### Directive:
Take every line where the string "Slide" appears and copy it.

### Dataset:
**********

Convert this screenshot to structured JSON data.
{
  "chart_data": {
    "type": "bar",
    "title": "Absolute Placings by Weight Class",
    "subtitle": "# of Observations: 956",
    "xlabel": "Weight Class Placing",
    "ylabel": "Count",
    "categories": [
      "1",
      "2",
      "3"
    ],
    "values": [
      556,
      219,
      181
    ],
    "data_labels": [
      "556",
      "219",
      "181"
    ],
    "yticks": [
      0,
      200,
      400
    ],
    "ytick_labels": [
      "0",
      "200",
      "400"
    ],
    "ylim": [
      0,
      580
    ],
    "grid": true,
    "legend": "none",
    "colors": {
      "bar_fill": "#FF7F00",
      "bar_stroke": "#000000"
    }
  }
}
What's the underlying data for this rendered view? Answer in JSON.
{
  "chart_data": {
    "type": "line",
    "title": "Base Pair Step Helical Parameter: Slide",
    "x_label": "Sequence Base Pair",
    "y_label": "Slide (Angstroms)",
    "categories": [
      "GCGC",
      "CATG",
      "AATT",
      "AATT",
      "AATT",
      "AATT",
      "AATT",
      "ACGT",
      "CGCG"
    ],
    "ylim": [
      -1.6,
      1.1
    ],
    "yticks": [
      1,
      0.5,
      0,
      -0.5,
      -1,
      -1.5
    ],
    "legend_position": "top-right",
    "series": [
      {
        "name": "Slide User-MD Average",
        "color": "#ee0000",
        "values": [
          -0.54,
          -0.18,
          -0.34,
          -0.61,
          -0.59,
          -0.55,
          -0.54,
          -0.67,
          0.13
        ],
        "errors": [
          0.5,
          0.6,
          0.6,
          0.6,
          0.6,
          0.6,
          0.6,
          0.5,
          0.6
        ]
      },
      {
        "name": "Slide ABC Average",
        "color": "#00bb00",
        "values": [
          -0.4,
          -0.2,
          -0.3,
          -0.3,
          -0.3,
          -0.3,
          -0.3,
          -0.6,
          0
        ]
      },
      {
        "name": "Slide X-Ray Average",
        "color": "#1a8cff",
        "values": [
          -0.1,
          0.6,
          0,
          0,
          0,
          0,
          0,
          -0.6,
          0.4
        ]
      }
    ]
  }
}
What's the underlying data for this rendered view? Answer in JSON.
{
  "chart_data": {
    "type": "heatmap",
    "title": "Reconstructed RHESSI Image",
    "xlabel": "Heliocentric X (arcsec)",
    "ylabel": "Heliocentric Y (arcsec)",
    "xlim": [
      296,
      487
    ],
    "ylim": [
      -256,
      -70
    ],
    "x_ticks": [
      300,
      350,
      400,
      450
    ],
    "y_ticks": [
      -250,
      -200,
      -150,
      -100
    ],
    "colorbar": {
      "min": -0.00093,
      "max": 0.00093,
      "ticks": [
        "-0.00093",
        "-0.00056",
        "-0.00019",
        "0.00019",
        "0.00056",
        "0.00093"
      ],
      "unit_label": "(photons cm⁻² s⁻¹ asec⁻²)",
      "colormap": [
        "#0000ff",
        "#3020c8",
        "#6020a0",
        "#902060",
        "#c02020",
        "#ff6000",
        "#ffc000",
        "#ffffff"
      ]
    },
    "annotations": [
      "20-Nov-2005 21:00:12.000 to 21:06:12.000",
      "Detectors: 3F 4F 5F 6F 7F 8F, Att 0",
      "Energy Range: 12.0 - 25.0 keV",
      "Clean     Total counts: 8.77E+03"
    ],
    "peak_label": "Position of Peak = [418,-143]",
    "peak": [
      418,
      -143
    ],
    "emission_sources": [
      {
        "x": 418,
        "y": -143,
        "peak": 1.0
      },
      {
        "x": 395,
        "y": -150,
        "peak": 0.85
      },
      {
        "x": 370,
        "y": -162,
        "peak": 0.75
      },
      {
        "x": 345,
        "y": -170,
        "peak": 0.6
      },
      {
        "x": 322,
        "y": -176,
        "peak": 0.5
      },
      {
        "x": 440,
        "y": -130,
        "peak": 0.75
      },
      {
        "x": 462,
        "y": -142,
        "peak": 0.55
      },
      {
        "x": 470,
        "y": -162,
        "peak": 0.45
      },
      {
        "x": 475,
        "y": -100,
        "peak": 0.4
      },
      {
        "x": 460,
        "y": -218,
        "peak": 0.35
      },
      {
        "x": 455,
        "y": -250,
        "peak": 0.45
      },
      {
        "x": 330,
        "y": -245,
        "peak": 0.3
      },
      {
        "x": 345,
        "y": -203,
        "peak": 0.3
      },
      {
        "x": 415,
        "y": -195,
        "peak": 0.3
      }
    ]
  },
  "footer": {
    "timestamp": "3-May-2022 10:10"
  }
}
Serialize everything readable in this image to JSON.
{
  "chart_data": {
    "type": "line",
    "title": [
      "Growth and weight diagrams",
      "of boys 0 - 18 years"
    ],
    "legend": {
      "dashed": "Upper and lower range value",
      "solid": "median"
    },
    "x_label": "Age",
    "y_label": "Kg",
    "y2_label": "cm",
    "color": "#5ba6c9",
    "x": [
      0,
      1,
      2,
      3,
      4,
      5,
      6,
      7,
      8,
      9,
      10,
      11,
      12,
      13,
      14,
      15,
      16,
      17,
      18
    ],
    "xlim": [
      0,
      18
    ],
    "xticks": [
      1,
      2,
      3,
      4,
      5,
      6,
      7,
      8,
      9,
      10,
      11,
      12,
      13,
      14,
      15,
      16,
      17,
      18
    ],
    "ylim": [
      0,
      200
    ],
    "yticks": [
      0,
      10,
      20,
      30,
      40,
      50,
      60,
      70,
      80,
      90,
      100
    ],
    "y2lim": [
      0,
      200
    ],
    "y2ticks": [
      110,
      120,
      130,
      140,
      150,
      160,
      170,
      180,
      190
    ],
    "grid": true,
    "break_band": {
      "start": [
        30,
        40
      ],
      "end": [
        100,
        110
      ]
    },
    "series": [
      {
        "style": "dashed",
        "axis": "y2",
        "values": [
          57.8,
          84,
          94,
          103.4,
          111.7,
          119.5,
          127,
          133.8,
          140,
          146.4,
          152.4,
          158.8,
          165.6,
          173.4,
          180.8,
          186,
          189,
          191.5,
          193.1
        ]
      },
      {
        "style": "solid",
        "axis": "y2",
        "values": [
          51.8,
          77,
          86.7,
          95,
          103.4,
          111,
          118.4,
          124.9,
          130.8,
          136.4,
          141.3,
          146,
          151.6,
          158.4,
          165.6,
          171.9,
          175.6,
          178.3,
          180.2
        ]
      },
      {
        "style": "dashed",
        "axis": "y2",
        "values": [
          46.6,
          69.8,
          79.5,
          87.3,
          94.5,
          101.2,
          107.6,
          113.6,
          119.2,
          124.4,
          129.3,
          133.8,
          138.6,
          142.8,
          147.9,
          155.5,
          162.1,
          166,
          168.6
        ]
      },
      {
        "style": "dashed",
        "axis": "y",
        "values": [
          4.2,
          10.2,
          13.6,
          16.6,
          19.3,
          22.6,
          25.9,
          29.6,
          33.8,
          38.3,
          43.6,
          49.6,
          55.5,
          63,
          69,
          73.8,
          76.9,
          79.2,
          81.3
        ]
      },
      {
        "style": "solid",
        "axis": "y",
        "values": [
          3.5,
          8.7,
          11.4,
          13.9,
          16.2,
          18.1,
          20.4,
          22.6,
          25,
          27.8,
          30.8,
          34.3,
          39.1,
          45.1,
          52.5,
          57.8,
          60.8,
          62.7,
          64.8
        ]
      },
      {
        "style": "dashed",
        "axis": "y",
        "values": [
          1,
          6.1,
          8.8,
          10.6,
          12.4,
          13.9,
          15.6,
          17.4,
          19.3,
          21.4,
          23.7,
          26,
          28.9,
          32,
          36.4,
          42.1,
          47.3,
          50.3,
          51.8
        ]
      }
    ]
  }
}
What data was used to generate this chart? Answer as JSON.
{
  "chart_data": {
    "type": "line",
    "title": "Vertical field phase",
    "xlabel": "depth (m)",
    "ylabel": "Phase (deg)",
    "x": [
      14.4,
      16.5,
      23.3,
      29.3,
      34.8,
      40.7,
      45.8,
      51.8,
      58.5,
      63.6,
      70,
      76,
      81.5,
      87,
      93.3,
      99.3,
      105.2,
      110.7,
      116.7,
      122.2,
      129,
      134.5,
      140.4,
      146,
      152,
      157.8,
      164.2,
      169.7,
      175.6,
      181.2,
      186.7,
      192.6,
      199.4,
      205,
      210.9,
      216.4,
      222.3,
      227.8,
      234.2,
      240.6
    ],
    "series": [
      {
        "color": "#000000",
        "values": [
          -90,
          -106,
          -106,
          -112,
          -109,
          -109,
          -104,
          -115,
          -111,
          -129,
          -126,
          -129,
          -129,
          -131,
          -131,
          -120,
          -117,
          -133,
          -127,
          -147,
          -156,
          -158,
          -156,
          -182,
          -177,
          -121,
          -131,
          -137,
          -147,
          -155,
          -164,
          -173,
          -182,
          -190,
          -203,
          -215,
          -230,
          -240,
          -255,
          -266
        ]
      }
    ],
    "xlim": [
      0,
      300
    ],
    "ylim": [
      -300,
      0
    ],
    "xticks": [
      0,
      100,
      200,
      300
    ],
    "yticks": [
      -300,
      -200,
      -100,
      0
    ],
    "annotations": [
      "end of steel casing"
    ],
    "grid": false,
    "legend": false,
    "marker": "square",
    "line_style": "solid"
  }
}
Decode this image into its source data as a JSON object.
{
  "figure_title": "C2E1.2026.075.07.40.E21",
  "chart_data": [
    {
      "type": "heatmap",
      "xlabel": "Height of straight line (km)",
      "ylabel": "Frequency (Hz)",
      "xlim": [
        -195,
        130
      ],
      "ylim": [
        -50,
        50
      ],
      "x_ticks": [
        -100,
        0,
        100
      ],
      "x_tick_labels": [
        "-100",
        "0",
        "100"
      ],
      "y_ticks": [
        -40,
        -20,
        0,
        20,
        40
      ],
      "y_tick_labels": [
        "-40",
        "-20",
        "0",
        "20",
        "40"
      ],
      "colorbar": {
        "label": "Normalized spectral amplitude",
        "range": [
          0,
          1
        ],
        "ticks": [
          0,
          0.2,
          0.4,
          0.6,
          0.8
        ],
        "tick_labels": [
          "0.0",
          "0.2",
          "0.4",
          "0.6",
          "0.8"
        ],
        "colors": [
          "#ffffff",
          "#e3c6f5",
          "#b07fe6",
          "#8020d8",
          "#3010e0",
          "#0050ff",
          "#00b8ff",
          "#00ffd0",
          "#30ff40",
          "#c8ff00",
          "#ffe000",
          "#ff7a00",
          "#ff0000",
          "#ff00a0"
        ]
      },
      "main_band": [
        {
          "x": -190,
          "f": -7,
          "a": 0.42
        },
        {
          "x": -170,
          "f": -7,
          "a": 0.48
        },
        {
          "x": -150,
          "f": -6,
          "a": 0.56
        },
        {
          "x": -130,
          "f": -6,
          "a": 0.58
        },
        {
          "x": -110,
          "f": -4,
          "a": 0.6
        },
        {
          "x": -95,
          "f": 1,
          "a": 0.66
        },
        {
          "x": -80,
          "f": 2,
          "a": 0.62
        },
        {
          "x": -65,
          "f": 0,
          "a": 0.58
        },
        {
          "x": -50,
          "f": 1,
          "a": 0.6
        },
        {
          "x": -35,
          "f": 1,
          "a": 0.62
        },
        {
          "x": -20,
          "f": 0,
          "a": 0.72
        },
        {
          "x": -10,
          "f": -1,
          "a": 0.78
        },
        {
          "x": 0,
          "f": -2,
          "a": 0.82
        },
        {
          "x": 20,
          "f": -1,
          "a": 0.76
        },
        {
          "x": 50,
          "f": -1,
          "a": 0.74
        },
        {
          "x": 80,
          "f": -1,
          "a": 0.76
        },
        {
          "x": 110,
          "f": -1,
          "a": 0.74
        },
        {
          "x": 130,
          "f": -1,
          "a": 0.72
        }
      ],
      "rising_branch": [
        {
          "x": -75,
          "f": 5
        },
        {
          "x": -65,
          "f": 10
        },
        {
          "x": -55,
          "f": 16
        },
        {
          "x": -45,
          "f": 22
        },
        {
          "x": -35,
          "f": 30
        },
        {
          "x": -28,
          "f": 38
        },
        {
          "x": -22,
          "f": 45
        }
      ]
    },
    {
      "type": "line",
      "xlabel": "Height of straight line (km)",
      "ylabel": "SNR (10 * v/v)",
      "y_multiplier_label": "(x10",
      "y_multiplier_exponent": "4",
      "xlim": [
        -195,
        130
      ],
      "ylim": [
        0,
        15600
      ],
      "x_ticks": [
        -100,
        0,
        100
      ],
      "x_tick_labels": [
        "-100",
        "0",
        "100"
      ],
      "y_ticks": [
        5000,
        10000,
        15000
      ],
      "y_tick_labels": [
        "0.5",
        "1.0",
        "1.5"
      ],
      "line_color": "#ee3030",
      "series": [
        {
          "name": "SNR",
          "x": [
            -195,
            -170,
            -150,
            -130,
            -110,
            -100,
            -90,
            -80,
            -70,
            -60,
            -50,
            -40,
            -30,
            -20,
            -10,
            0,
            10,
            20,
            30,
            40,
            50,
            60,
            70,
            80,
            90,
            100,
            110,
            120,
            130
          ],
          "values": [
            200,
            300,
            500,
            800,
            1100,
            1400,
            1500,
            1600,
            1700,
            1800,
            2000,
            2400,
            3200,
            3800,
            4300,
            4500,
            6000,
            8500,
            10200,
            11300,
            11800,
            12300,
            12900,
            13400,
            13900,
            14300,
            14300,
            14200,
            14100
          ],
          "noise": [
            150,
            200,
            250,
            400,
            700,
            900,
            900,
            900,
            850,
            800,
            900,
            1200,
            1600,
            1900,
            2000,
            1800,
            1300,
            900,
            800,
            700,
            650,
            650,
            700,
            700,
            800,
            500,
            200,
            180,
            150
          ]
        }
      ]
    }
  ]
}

**********

### Correct output:
    "title": "Base Pair Step Helical Parameter: Slide",
    "y_label": "Slide (Angstroms)",
        "name": "Slide User-MD Average",
        "name": "Slide ABC Average",
        "name": "Slide X-Ray Average",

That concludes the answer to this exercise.